> [YOUR TASK] Can you print every record below exactly as written?

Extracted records

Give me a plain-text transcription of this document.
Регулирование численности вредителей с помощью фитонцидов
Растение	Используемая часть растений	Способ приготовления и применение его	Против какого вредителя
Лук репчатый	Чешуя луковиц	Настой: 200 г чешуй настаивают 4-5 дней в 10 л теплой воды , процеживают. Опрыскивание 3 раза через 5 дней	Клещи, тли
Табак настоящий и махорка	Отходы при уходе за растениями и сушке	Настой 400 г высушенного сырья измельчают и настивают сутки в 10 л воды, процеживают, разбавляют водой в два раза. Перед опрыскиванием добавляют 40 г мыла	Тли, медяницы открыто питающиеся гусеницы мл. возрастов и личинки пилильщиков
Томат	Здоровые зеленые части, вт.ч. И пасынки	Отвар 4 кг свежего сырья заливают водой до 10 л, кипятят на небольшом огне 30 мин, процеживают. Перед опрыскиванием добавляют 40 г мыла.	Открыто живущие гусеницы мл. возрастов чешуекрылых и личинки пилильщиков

> [RESPONSE TO THE EXERCISE]
Give me a plain-text transcription of this document.
Регулирование численности вредителей с помощью фитонцидов
Растение	Используемая часть растений	Способ приготовления и применение его	Против какого вредителя
Лук репчатый	Чешуя луковиц	Настой: 200 г чешуй настаивают 4-5 дней в 10 л теплой воды , процеживают. Опрыскивание 3 раза через 5 дней	Клещи, тли
Табак настоящий и махорка	Отходы при уходе за растениями и сушке	Настой 400 г высушенного сырья измельчают и настивают сутки в 10 л воды, процеживают, разбавляют водой в два раза. Перед опрыскиванием добавляют 40 г мыла	Тли, медяницы открыто питающиеся гусеницы мл. возрастов и личинки пилильщиков
Томат	Здоровые зеленые части, вт.ч. И пасынки	Отвар 4 кг свежего сырья заливают водой до 10 л, кипятят на небольшом огне 30 мин, процеживают. Перед опрыскиванием добавляют 40 г мыла.	Открыто живущие гусеницы мл. возрастов чешуекрылых и личинки пилильщиков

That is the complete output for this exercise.